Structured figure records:
══════════

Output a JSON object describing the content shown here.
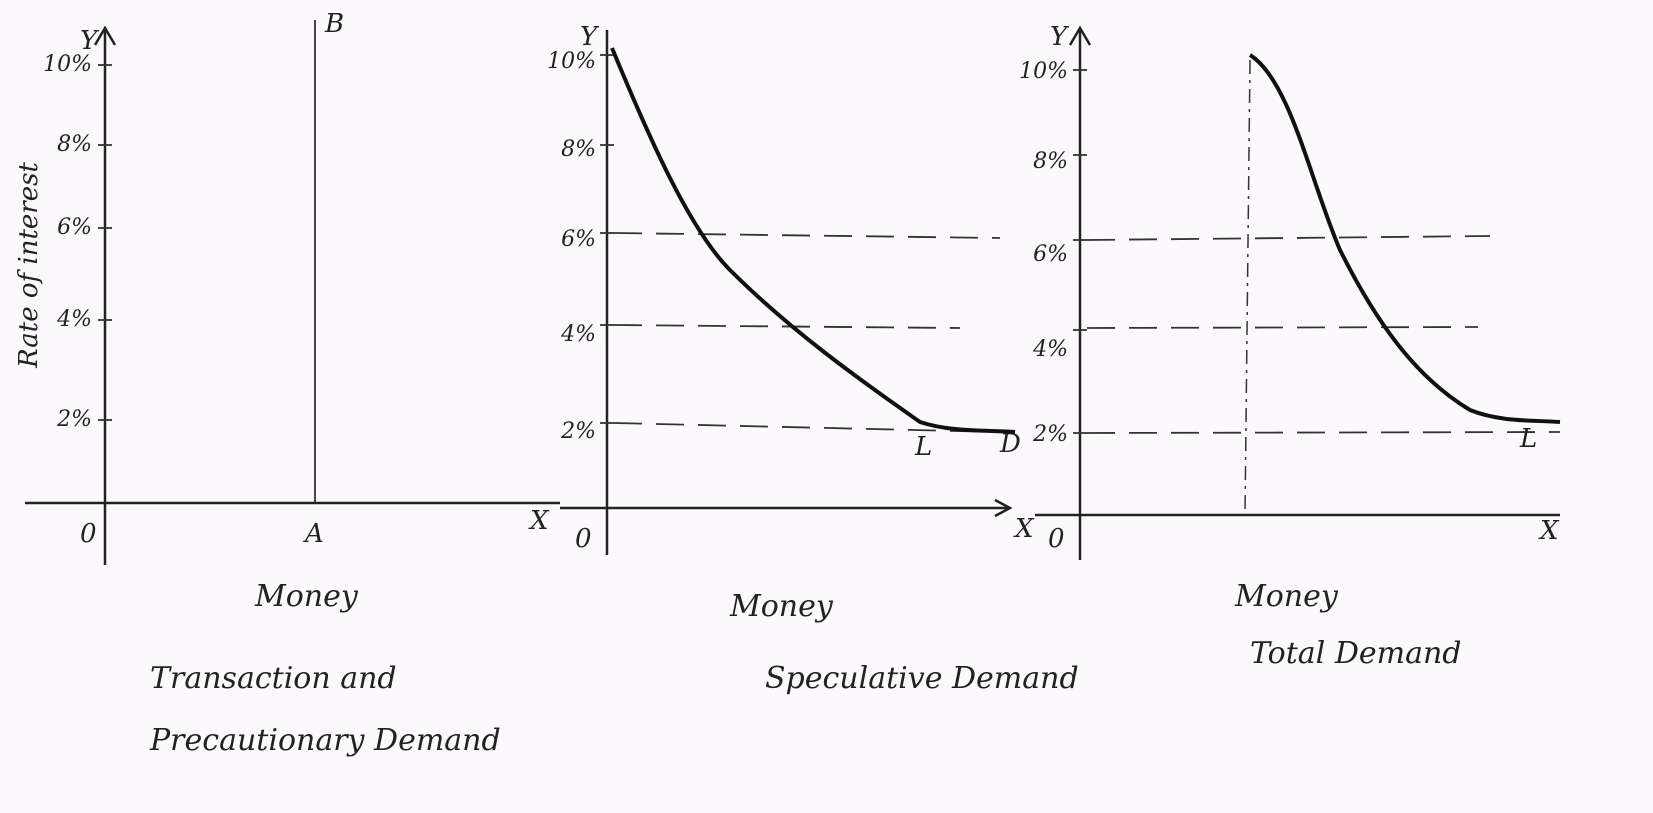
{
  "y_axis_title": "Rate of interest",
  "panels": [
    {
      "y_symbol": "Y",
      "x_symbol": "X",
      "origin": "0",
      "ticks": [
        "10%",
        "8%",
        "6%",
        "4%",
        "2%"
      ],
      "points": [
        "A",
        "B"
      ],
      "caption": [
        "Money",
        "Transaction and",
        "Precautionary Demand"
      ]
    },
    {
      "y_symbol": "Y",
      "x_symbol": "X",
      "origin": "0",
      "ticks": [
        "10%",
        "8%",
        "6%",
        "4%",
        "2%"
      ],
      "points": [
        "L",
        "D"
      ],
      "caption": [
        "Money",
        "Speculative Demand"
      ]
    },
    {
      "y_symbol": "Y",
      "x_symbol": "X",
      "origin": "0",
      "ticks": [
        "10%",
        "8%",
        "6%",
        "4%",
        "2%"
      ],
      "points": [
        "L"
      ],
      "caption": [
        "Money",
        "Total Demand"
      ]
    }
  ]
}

══════════

▶ **GOAL**
Set down the material exactly, every line of it, except for the pictures.

▶ **FULL RESPONSE**
Output a JSON object describing the content shown here.
{
  "y_axis_title": "Rate of interest",
  "panels": [
    {
      "y_symbol": "Y",
      "x_symbol": "X",
      "origin": "0",
      "ticks": [
        "10%",
        "8%",
        "6%",
        "4%",
        "2%"
      ],
      "points": [
        "A",
        "B"
      ],
      "caption": [
        "Money",
        "Transaction and",
        "Precautionary Demand"
      ]
    },
    {
      "y_symbol": "Y",
      "x_symbol": "X",
      "origin": "0",
      "ticks": [
        "10%",
        "8%",
        "6%",
        "4%",
        "2%"
      ],
      "points": [
        "L",
        "D"
      ],
      "caption": [
        "Money",
        "Speculative Demand"
      ]
    },
    {
      "y_symbol": "Y",
      "x_symbol": "X",
      "origin": "0",
      "ticks": [
        "10%",
        "8%",
        "6%",
        "4%",
        "2%"
      ],
      "points": [
        "L"
      ],
      "caption": [
        "Money",
        "Total Demand"
      ]
    }
  ]
}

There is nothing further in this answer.